» The task: Every entry below must appear again, exactly as written.

» Data records:

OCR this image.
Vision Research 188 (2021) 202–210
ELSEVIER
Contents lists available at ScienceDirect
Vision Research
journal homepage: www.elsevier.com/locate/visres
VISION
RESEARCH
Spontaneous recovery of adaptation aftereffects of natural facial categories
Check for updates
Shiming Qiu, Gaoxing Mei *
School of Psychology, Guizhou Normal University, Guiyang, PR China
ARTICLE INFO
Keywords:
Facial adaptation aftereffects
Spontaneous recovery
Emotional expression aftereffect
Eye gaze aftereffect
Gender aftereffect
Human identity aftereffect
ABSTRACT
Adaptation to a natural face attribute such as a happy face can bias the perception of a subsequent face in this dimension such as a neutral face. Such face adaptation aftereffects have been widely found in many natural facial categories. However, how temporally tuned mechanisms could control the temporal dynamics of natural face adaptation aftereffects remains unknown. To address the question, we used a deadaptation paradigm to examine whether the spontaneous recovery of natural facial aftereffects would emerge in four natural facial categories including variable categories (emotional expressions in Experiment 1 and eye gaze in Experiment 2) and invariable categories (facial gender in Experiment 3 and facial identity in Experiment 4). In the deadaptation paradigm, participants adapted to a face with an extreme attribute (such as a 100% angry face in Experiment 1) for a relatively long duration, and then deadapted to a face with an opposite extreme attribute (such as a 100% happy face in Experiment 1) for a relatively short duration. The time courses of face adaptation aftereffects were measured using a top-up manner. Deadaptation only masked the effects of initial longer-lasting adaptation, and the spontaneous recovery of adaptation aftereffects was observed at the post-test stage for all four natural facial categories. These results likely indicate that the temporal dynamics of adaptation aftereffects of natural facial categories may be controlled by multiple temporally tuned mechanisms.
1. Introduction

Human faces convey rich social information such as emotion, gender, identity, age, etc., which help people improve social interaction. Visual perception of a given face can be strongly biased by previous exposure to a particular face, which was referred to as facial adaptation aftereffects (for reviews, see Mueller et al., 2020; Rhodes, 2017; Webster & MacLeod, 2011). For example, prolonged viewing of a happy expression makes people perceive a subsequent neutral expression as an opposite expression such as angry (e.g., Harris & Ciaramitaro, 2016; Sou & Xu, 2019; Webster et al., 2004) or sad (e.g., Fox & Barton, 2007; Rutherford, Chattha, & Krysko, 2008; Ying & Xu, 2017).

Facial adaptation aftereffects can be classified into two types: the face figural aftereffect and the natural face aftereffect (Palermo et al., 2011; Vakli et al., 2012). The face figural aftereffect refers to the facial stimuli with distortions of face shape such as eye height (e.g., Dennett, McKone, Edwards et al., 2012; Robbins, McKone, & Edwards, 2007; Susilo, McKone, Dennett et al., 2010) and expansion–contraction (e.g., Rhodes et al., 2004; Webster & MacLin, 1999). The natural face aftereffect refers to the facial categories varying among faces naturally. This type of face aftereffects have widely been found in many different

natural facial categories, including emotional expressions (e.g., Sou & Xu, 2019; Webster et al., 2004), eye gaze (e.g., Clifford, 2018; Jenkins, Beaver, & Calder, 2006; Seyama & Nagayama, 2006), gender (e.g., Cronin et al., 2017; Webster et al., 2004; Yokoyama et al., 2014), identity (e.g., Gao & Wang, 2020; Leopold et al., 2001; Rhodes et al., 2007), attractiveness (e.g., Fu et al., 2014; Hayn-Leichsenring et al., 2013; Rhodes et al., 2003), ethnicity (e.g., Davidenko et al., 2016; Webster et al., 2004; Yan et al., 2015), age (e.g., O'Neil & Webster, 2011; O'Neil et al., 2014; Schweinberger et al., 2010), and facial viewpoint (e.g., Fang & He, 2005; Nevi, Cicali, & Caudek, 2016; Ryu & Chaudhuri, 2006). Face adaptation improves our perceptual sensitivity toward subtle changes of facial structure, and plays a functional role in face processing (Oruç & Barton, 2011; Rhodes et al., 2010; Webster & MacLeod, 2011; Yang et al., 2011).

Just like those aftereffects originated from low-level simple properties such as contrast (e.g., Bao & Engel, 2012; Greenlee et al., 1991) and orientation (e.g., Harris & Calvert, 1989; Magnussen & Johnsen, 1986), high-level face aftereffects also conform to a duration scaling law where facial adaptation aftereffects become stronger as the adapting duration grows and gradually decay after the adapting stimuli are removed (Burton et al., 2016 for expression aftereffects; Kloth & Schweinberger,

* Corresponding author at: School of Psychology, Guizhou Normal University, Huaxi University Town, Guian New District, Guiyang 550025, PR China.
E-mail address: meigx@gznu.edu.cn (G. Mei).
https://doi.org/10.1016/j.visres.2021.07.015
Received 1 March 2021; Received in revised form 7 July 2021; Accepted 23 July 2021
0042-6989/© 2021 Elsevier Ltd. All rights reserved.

» Answer in full:
OCR this image.
Vision Research 188 (2021) 202–210
ELSEVIER
Contents lists available at ScienceDirect
Vision Research
journal homepage: www.elsevier.com/locate/visres
VISION
RESEARCH
Spontaneous recovery of adaptation aftereffects of natural facial categories
Check for updates
Shiming Qiu, Gaoxing Mei *
School of Psychology, Guizhou Normal University, Guiyang, PR China
ARTICLE INFO
Keywords:
Facial adaptation aftereffects
Spontaneous recovery
Emotional expression aftereffect
Eye gaze aftereffect
Gender aftereffect
Human identity aftereffect
ABSTRACT
Adaptation to a natural face attribute such as a happy face can bias the perception of a subsequent face in this dimension such as a neutral face. Such face adaptation aftereffects have been widely found in many natural facial categories. However, how temporally tuned mechanisms could control the temporal dynamics of natural face adaptation aftereffects remains unknown. To address the question, we used a deadaptation paradigm to examine whether the spontaneous recovery of natural facial aftereffects would emerge in four natural facial categories including variable categories (emotional expressions in Experiment 1 and eye gaze in Experiment 2) and invariable categories (facial gender in Experiment 3 and facial identity in Experiment 4). In the deadaptation paradigm, participants adapted to a face with an extreme attribute (such as a 100% angry face in Experiment 1) for a relatively long duration, and then deadapted to a face with an opposite extreme attribute (such as a 100% happy face in Experiment 1) for a relatively short duration. The time courses of face adaptation aftereffects were measured using a top-up manner. Deadaptation only masked the effects of initial longer-lasting adaptation, and the spontaneous recovery of adaptation aftereffects was observed at the post-test stage for all four natural facial categories. These results likely indicate that the temporal dynamics of adaptation aftereffects of natural facial categories may be controlled by multiple temporally tuned mechanisms.
1. Introduction

Human faces convey rich social information such as emotion, gender, identity, age, etc., which help people improve social interaction. Visual perception of a given face can be strongly biased by previous exposure to a particular face, which was referred to as facial adaptation aftereffects (for reviews, see Mueller et al., 2020; Rhodes, 2017; Webster & MacLeod, 2011). For example, prolonged viewing of a happy expression makes people perceive a subsequent neutral expression as an opposite expression such as angry (e.g., Harris & Ciaramitaro, 2016; Sou & Xu, 2019; Webster et al., 2004) or sad (e.g., Fox & Barton, 2007; Rutherford, Chattha, & Krysko, 2008; Ying & Xu, 2017).

Facial adaptation aftereffects can be classified into two types: the face figural aftereffect and the natural face aftereffect (Palermo et al., 2011; Vakli et al., 2012). The face figural aftereffect refers to the facial stimuli with distortions of face shape such as eye height (e.g., Dennett, McKone, Edwards et al., 2012; Robbins, McKone, & Edwards, 2007; Susilo, McKone, Dennett et al., 2010) and expansion–contraction (e.g., Rhodes et al., 2004; Webster & MacLin, 1999). The natural face aftereffect refers to the facial categories varying among faces naturally. This type of face aftereffects have widely been found in many different

natural facial categories, including emotional expressions (e.g., Sou & Xu, 2019; Webster et al., 2004), eye gaze (e.g., Clifford, 2018; Jenkins, Beaver, & Calder, 2006; Seyama & Nagayama, 2006), gender (e.g., Cronin et al., 2017; Webster et al., 2004; Yokoyama et al., 2014), identity (e.g., Gao & Wang, 2020; Leopold et al., 2001; Rhodes et al., 2007), attractiveness (e.g., Fu et al., 2014; Hayn-Leichsenring et al., 2013; Rhodes et al., 2003), ethnicity (e.g., Davidenko et al., 2016; Webster et al., 2004; Yan et al., 2015), age (e.g., O'Neil & Webster, 2011; O'Neil et al., 2014; Schweinberger et al., 2010), and facial viewpoint (e.g., Fang & He, 2005; Nevi, Cicali, & Caudek, 2016; Ryu & Chaudhuri, 2006). Face adaptation improves our perceptual sensitivity toward subtle changes of facial structure, and plays a functional role in face processing (Oruç & Barton, 2011; Rhodes et al., 2010; Webster & MacLeod, 2011; Yang et al., 2011).

Just like those aftereffects originated from low-level simple properties such as contrast (e.g., Bao & Engel, 2012; Greenlee et al., 1991) and orientation (e.g., Harris & Calvert, 1989; Magnussen & Johnsen, 1986), high-level face aftereffects also conform to a duration scaling law where facial adaptation aftereffects become stronger as the adapting duration grows and gradually decay after the adapting stimuli are removed (Burton et al., 2016 for expression aftereffects; Kloth & Schweinberger,

* Corresponding author at: School of Psychology, Guizhou Normal University, Huaxi University Town, Guian New District, Guiyang 550025, PR China.
E-mail address: meigx@gznu.edu.cn (G. Mei).
https://doi.org/10.1016/j.visres.2021.07.015
Received 1 March 2021; Received in revised form 7 July 2021; Accepted 23 July 2021
0042-6989/© 2021 Elsevier Ltd. All rights reserved.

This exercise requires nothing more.